# START OF Record list

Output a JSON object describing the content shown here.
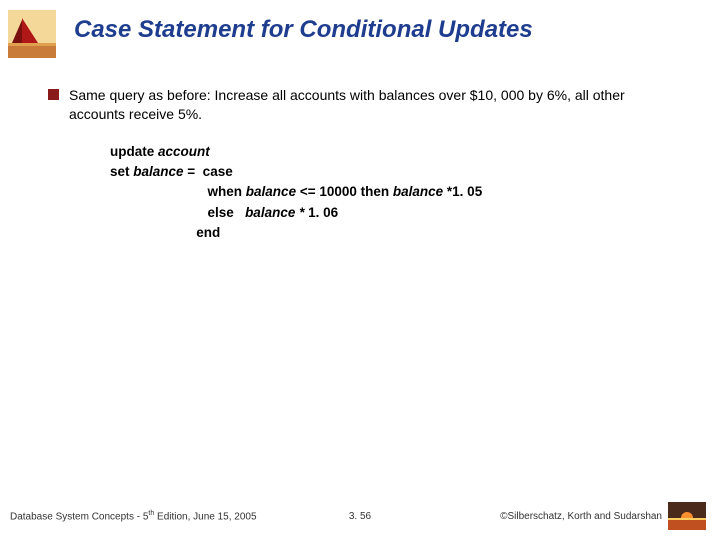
{
  "title": "Case Statement for Conditional Updates",
  "bullet": "Same query as before: Increase all accounts with balances over $10, 000 by 6%, all other accounts receive 5%.",
  "code": {
    "l1_kw": "update ",
    "l1_id": "account",
    "l2_kw": "set ",
    "l2_id": "balance",
    "l2_rest": " =  case",
    "l3_pad": "                          ",
    "l3_kw1": "when ",
    "l3_id1": "balance",
    "l3_mid": " <= 10000 ",
    "l3_kw2": "then ",
    "l3_id2": "balance ",
    "l3_end": "*1. 05",
    "l4_pad": "                          ",
    "l4_kw": "else   ",
    "l4_id": "balance * ",
    "l4_end": "1. 06",
    "l5_pad": "                       ",
    "l5_kw": "end"
  },
  "footer": {
    "left_a": "Database System Concepts - 5",
    "left_sup": "th",
    "left_b": " Edition, June 15, 2005",
    "center": "3. 56",
    "right": "©Silberschatz, Korth and Sudarshan"
  }
}
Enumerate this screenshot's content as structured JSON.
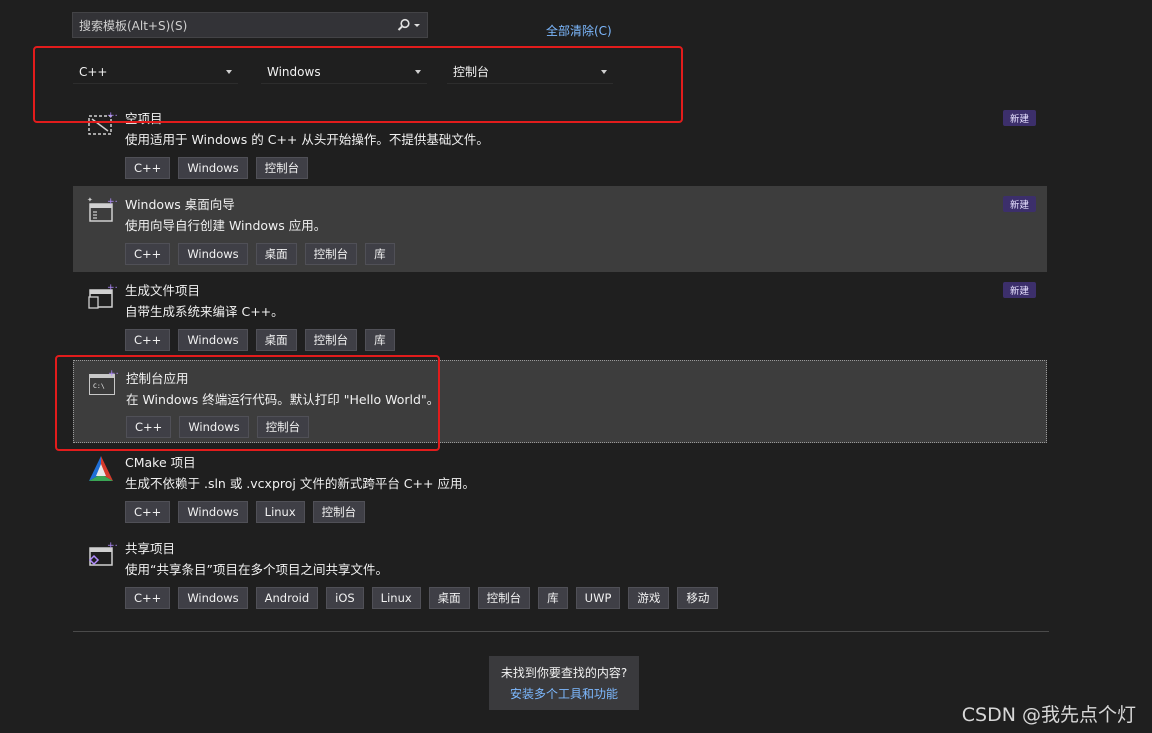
{
  "search": {
    "placeholder": "搜索模板(Alt+S)(S)"
  },
  "clear_all": "全部清除(C)",
  "filters": {
    "language": "C++",
    "platform": "Windows",
    "project_type": "控制台"
  },
  "templates": [
    {
      "title": "空项目",
      "description": "使用适用于 Windows 的 C++ 从头开始操作。不提供基础文件。",
      "tags": [
        "C++",
        "Windows",
        "控制台"
      ],
      "badge": "新建",
      "icon": "empty-project-icon"
    },
    {
      "title": "Windows 桌面向导",
      "description": "使用向导自行创建 Windows 应用。",
      "tags": [
        "C++",
        "Windows",
        "桌面",
        "控制台",
        "库"
      ],
      "badge": "新建",
      "icon": "desktop-wizard-icon"
    },
    {
      "title": "生成文件项目",
      "description": "自带生成系统来编译 C++。",
      "tags": [
        "C++",
        "Windows",
        "桌面",
        "控制台",
        "库"
      ],
      "badge": "新建",
      "icon": "makefile-project-icon"
    },
    {
      "title": "控制台应用",
      "description": "在 Windows 终端运行代码。默认打印 \"Hello World\"。",
      "tags": [
        "C++",
        "Windows",
        "控制台"
      ],
      "icon": "console-app-icon",
      "icon_text": "C:\\"
    },
    {
      "title": "CMake 项目",
      "description": "生成不依赖于 .sln 或 .vcxproj 文件的新式跨平台 C++ 应用。",
      "tags": [
        "C++",
        "Windows",
        "Linux",
        "控制台"
      ],
      "icon": "cmake-icon"
    },
    {
      "title": "共享项目",
      "description": "使用“共享条目”项目在多个项目之间共享文件。",
      "tags": [
        "C++",
        "Windows",
        "Android",
        "iOS",
        "Linux",
        "桌面",
        "控制台",
        "库",
        "UWP",
        "游戏",
        "移动"
      ],
      "icon": "shared-project-icon"
    }
  ],
  "not_found": {
    "question": "未找到你要查找的内容?",
    "link": "安装多个工具和功能"
  },
  "watermark": "CSDN @我先点个灯",
  "colors": {
    "background": "#1f1f1f",
    "highlight": "#e21c1c",
    "link": "#7db9ff",
    "badge": "#3c2f6b"
  }
}
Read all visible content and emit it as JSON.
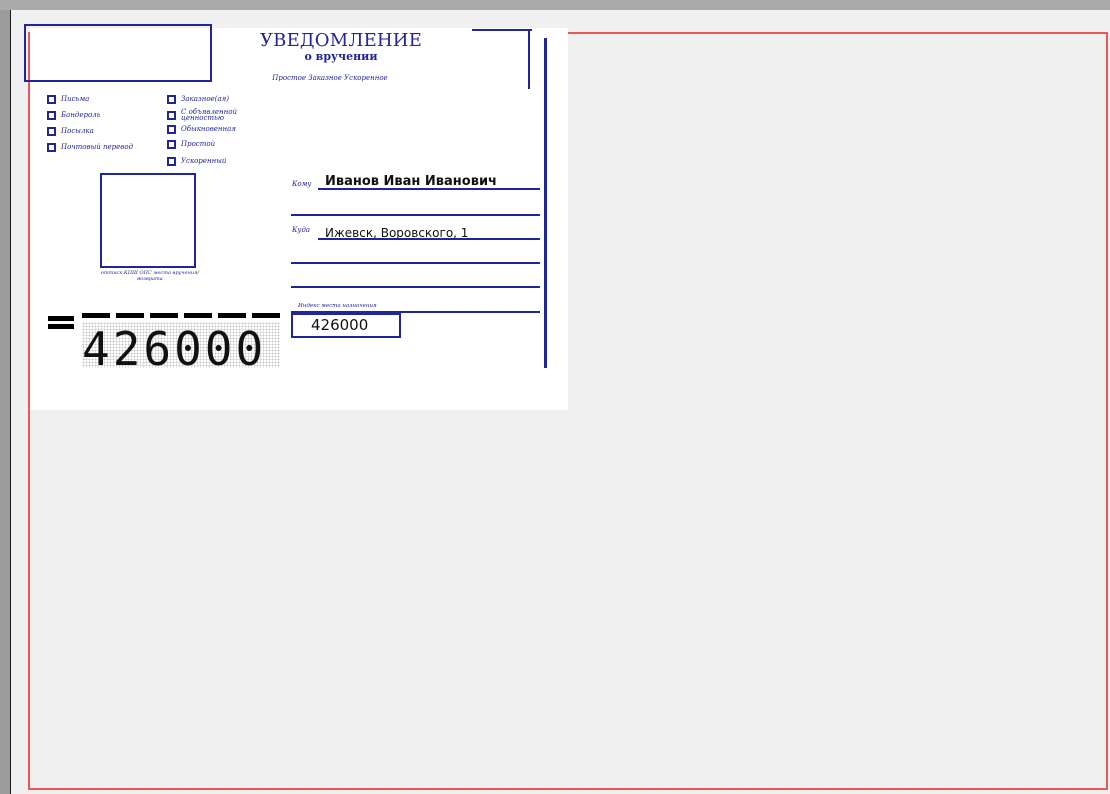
{
  "notice": {
    "title": "УВЕДОМЛЕНИЕ",
    "subtitle": "о вручении",
    "delivery_types": "Простое Заказное Ускоренное"
  },
  "mail_types_left": [
    {
      "label": "Письма"
    },
    {
      "label": "Бандероль"
    },
    {
      "label": "Посылка"
    },
    {
      "label": "Почтовый перевод"
    }
  ],
  "mail_types_right": [
    {
      "label": "Заказное(ая)"
    },
    {
      "label": "С объявленной ценностью"
    },
    {
      "label": "Обыкновенная"
    },
    {
      "label": "Простой"
    },
    {
      "label": "Ускоренный"
    }
  ],
  "stamp": {
    "caption": "оттиск КПШ ОПС места вручения/возврата"
  },
  "recipient": {
    "to_label": "Кому",
    "name": "Иванов Иван Иванович",
    "where_label": "Куда",
    "address": "Ижевск, Воровского, 1",
    "index_label": "Индекс места назначения",
    "index_value": "426000"
  },
  "postal_code_digits": "426000",
  "colors": {
    "ink_blue": "#22249a",
    "frame_red": "#e8575a",
    "canvas": "#f0f0f0"
  }
}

# END OF Record list

• _Task to complete_: Leave out the pictures and output the rest of the material exactly as written.

• _Response to the exercise_:
Output a JSON object describing the content shown here.
{
  "title": "Case Statement for Conditional Updates",
  "bullet": "Same query as before: Increase all accounts with balances over $10, 000 by 6%, all other accounts receive 5%.",
  "code": {
    "l1_kw": "update ",
    "l1_id": "account",
    "l2_kw": "set ",
    "l2_id": "balance",
    "l2_rest": " =  case",
    "l3_pad": "                          ",
    "l3_kw1": "when ",
    "l3_id1": "balance",
    "l3_mid": " <= 10000 ",
    "l3_kw2": "then ",
    "l3_id2": "balance ",
    "l3_end": "*1. 05",
    "l4_pad": "                          ",
    "l4_kw": "else   ",
    "l4_id": "balance * ",
    "l4_end": "1. 06",
    "l5_pad": "                       ",
    "l5_kw": "end"
  },
  "footer": {
    "left_a": "Database System Concepts - 5",
    "left_sup": "th",
    "left_b": " Edition, June 15, 2005",
    "center": "3. 56",
    "right": "©Silberschatz, Korth and Sudarshan"
  }
}
Enumerate this screenshot's content as structured JSON.
{
  "search": {
    "placeholder": "搜索模板(Alt+S)(S)"
  },
  "clear_all": "全部清除(C)",
  "filters": {
    "language": "C++",
    "platform": "Windows",
    "project_type": "控制台"
  },
  "templates": [
    {
      "title": "空项目",
      "description": "使用适用于 Windows 的 C++ 从头开始操作。不提供基础文件。",
      "tags": [
        "C++",
        "Windows",
        "控制台"
      ],
      "badge": "新建",
      "icon": "empty-project-icon"
    },
    {
      "title": "Windows 桌面向导",
      "description": "使用向导自行创建 Windows 应用。",
      "tags": [
        "C++",
        "Windows",
        "桌面",
        "控制台",
        "库"
      ],
      "badge": "新建",
      "icon": "desktop-wizard-icon"
    },
    {
      "title": "生成文件项目",
      "description": "自带生成系统来编译 C++。",
      "tags": [
        "C++",
        "Windows",
        "桌面",
        "控制台",
        "库"
      ],
      "badge": "新建",
      "icon": "makefile-project-icon"
    },
    {
      "title": "控制台应用",
      "description": "在 Windows 终端运行代码。默认打印 \"Hello World\"。",
      "tags": [
        "C++",
        "Windows",
        "控制台"
      ],
      "icon": "console-app-icon",
      "icon_text": "C:\\"
    },
    {
      "title": "CMake 项目",
      "description": "生成不依赖于 .sln 或 .vcxproj 文件的新式跨平台 C++ 应用。",
      "tags": [
        "C++",
        "Windows",
        "Linux",
        "控制台"
      ],
      "icon": "cmake-icon"
    },
    {
      "title": "共享项目",
      "description": "使用“共享条目”项目在多个项目之间共享文件。",
      "tags": [
        "C++",
        "Windows",
        "Android",
        "iOS",
        "Linux",
        "桌面",
        "控制台",
        "库",
        "UWP",
        "游戏",
        "移动"
      ],
      "icon": "shared-project-icon"
    }
  ],
  "not_found": {
    "question": "未找到你要查找的内容?",
    "link": "安装多个工具和功能"
  },
  "watermark": "CSDN @我先点个灯",
  "colors": {
    "background": "#1f1f1f",
    "highlight": "#e21c1c",
    "link": "#7db9ff",
    "badge": "#3c2f6b"
  }
}
Read all visible content and emit it as JSON.
{
  "notice": {
    "title": "УВЕДОМЛЕНИЕ",
    "subtitle": "о вручении",
    "delivery_types": "Простое Заказное Ускоренное"
  },
  "mail_types_left": [
    {
      "label": "Письма"
    },
    {
      "label": "Бандероль"
    },
    {
      "label": "Посылка"
    },
    {
      "label": "Почтовый перевод"
    }
  ],
  "mail_types_right": [
    {
      "label": "Заказное(ая)"
    },
    {
      "label": "С объявленной ценностью"
    },
    {
      "label": "Обыкновенная"
    },
    {
      "label": "Простой"
    },
    {
      "label": "Ускоренный"
    }
  ],
  "stamp": {
    "caption": "оттиск КПШ ОПС места вручения/возврата"
  },
  "recipient": {
    "to_label": "Кому",
    "name": "Иванов Иван Иванович",
    "where_label": "Куда",
    "address": "Ижевск, Воровского, 1",
    "index_label": "Индекс места назначения",
    "index_value": "426000"
  },
  "postal_code_digits": "426000",
  "colors": {
    "ink_blue": "#22249a",
    "frame_red": "#e8575a",
    "canvas": "#f0f0f0"
  }
}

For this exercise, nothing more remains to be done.